| Task details |
Reproduce every entry exactly, without alteration.

Recorded data:
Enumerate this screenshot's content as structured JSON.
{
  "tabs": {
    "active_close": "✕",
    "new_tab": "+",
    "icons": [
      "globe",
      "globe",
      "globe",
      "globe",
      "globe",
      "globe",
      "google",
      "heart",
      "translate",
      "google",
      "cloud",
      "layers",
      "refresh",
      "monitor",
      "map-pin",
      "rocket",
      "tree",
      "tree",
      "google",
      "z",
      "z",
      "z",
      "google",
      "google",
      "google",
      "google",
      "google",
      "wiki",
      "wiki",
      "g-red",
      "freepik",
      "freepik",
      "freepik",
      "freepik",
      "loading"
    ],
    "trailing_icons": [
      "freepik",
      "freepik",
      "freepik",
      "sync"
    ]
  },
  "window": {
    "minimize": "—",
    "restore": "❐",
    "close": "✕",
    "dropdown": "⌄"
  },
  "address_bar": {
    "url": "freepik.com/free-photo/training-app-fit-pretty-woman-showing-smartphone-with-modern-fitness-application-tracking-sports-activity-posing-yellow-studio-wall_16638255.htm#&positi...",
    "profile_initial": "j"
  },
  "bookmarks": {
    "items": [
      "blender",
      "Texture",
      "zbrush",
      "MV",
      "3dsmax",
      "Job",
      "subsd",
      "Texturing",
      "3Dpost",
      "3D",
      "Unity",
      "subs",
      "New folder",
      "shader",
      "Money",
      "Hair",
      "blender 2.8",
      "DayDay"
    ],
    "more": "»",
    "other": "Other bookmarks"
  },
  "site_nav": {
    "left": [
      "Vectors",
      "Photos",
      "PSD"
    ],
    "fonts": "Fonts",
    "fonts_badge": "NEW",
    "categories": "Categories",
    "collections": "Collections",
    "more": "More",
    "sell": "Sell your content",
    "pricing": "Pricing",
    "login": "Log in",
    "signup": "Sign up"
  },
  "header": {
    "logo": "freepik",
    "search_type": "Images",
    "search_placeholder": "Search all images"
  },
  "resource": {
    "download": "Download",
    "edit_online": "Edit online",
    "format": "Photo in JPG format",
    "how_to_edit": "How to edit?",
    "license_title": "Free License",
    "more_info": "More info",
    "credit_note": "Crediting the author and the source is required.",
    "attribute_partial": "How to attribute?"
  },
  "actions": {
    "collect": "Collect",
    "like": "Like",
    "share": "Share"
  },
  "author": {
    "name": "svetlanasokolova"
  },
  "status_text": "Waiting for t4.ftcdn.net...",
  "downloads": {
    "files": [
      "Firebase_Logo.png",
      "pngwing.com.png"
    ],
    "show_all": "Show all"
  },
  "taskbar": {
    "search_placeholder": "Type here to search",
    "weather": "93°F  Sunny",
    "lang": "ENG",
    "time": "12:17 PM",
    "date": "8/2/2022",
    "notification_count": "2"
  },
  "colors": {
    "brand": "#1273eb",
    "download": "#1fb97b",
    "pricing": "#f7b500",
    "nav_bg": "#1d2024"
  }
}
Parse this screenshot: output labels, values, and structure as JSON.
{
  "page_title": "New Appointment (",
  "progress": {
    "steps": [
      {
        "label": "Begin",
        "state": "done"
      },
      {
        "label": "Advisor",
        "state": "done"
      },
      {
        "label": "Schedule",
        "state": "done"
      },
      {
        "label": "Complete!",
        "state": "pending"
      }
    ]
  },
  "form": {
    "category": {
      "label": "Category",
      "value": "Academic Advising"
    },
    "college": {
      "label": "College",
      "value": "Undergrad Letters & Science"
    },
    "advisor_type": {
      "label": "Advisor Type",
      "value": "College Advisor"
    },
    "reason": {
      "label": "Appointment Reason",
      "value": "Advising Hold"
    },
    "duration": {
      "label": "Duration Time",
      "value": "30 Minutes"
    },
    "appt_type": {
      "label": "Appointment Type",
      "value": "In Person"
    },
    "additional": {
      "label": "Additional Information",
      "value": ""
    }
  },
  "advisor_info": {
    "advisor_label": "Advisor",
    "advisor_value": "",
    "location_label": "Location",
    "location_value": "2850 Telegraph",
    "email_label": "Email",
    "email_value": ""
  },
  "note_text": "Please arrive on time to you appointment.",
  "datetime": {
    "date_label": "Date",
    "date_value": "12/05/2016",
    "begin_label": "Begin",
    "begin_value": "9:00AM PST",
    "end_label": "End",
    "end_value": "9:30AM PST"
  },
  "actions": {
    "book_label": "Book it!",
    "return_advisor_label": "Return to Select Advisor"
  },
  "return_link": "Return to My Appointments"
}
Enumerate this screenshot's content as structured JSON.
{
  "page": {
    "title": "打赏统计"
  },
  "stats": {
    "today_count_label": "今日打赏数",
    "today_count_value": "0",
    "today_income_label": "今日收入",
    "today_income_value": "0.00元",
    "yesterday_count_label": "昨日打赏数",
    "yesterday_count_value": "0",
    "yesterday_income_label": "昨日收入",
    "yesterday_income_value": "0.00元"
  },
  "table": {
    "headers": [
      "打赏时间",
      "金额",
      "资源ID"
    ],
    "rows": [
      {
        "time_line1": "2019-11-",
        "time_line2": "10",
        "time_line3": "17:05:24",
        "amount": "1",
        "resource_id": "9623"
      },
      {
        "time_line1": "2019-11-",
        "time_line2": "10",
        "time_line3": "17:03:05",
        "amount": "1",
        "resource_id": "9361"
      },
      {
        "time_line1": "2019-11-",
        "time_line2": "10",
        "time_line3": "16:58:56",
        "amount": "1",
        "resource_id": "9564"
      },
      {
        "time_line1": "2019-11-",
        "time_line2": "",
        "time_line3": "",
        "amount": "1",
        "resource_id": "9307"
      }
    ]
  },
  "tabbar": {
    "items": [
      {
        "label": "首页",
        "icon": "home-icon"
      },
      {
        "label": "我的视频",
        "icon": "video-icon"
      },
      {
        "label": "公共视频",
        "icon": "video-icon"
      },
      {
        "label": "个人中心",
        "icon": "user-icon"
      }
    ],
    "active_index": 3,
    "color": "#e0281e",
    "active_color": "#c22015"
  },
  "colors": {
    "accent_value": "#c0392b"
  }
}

| Task solution |
Enumerate this screenshot's content as structured JSON.
{
  "tabs": {
    "active_close": "✕",
    "new_tab": "+",
    "icons": [
      "globe",
      "globe",
      "globe",
      "globe",
      "globe",
      "globe",
      "google",
      "heart",
      "translate",
      "google",
      "cloud",
      "layers",
      "refresh",
      "monitor",
      "map-pin",
      "rocket",
      "tree",
      "tree",
      "google",
      "z",
      "z",
      "z",
      "google",
      "google",
      "google",
      "google",
      "google",
      "wiki",
      "wiki",
      "g-red",
      "freepik",
      "freepik",
      "freepik",
      "freepik",
      "loading"
    ],
    "trailing_icons": [
      "freepik",
      "freepik",
      "freepik",
      "sync"
    ]
  },
  "window": {
    "minimize": "—",
    "restore": "❐",
    "close": "✕",
    "dropdown": "⌄"
  },
  "address_bar": {
    "url": "freepik.com/free-photo/training-app-fit-pretty-woman-showing-smartphone-with-modern-fitness-application-tracking-sports-activity-posing-yellow-studio-wall_16638255.htm#&positi...",
    "profile_initial": "j"
  },
  "bookmarks": {
    "items": [
      "blender",
      "Texture",
      "zbrush",
      "MV",
      "3dsmax",
      "Job",
      "subsd",
      "Texturing",
      "3Dpost",
      "3D",
      "Unity",
      "subs",
      "New folder",
      "shader",
      "Money",
      "Hair",
      "blender 2.8",
      "DayDay"
    ],
    "more": "»",
    "other": "Other bookmarks"
  },
  "site_nav": {
    "left": [
      "Vectors",
      "Photos",
      "PSD"
    ],
    "fonts": "Fonts",
    "fonts_badge": "NEW",
    "categories": "Categories",
    "collections": "Collections",
    "more": "More",
    "sell": "Sell your content",
    "pricing": "Pricing",
    "login": "Log in",
    "signup": "Sign up"
  },
  "header": {
    "logo": "freepik",
    "search_type": "Images",
    "search_placeholder": "Search all images"
  },
  "resource": {
    "download": "Download",
    "edit_online": "Edit online",
    "format": "Photo in JPG format",
    "how_to_edit": "How to edit?",
    "license_title": "Free License",
    "more_info": "More info",
    "credit_note": "Crediting the author and the source is required.",
    "attribute_partial": "How to attribute?"
  },
  "actions": {
    "collect": "Collect",
    "like": "Like",
    "share": "Share"
  },
  "author": {
    "name": "svetlanasokolova"
  },
  "status_text": "Waiting for t4.ftcdn.net...",
  "downloads": {
    "files": [
      "Firebase_Logo.png",
      "pngwing.com.png"
    ],
    "show_all": "Show all"
  },
  "taskbar": {
    "search_placeholder": "Type here to search",
    "weather": "93°F  Sunny",
    "lang": "ENG",
    "time": "12:17 PM",
    "date": "8/2/2022",
    "notification_count": "2"
  },
  "colors": {
    "brand": "#1273eb",
    "download": "#1fb97b",
    "pricing": "#f7b500",
    "nav_bg": "#1d2024"
  }
}
Parse this screenshot: output labels, values, and structure as JSON.
{
  "page_title": "New Appointment (",
  "progress": {
    "steps": [
      {
        "label": "Begin",
        "state": "done"
      },
      {
        "label": "Advisor",
        "state": "done"
      },
      {
        "label": "Schedule",
        "state": "done"
      },
      {
        "label": "Complete!",
        "state": "pending"
      }
    ]
  },
  "form": {
    "category": {
      "label": "Category",
      "value": "Academic Advising"
    },
    "college": {
      "label": "College",
      "value": "Undergrad Letters & Science"
    },
    "advisor_type": {
      "label": "Advisor Type",
      "value": "College Advisor"
    },
    "reason": {
      "label": "Appointment Reason",
      "value": "Advising Hold"
    },
    "duration": {
      "label": "Duration Time",
      "value": "30 Minutes"
    },
    "appt_type": {
      "label": "Appointment Type",
      "value": "In Person"
    },
    "additional": {
      "label": "Additional Information",
      "value": ""
    }
  },
  "advisor_info": {
    "advisor_label": "Advisor",
    "advisor_value": "",
    "location_label": "Location",
    "location_value": "2850 Telegraph",
    "email_label": "Email",
    "email_value": ""
  },
  "note_text": "Please arrive on time to you appointment.",
  "datetime": {
    "date_label": "Date",
    "date_value": "12/05/2016",
    "begin_label": "Begin",
    "begin_value": "9:00AM PST",
    "end_label": "End",
    "end_value": "9:30AM PST"
  },
  "actions": {
    "book_label": "Book it!",
    "return_advisor_label": "Return to Select Advisor"
  },
  "return_link": "Return to My Appointments"
}
Enumerate this screenshot's content as structured JSON.
{
  "page": {
    "title": "打赏统计"
  },
  "stats": {
    "today_count_label": "今日打赏数",
    "today_count_value": "0",
    "today_income_label": "今日收入",
    "today_income_value": "0.00元",
    "yesterday_count_label": "昨日打赏数",
    "yesterday_count_value": "0",
    "yesterday_income_label": "昨日收入",
    "yesterday_income_value": "0.00元"
  },
  "table": {
    "headers": [
      "打赏时间",
      "金额",
      "资源ID"
    ],
    "rows": [
      {
        "time_line1": "2019-11-",
        "time_line2": "10",
        "time_line3": "17:05:24",
        "amount": "1",
        "resource_id": "9623"
      },
      {
        "time_line1": "2019-11-",
        "time_line2": "10",
        "time_line3": "17:03:05",
        "amount": "1",
        "resource_id": "9361"
      },
      {
        "time_line1": "2019-11-",
        "time_line2": "10",
        "time_line3": "16:58:56",
        "amount": "1",
        "resource_id": "9564"
      },
      {
        "time_line1": "2019-11-",
        "time_line2": "",
        "time_line3": "",
        "amount": "1",
        "resource_id": "9307"
      }
    ]
  },
  "tabbar": {
    "items": [
      {
        "label": "首页",
        "icon": "home-icon"
      },
      {
        "label": "我的视频",
        "icon": "video-icon"
      },
      {
        "label": "公共视频",
        "icon": "video-icon"
      },
      {
        "label": "个人中心",
        "icon": "user-icon"
      }
    ],
    "active_index": 3,
    "color": "#e0281e",
    "active_color": "#c22015"
  },
  "colors": {
    "accent_value": "#c0392b"
  }
}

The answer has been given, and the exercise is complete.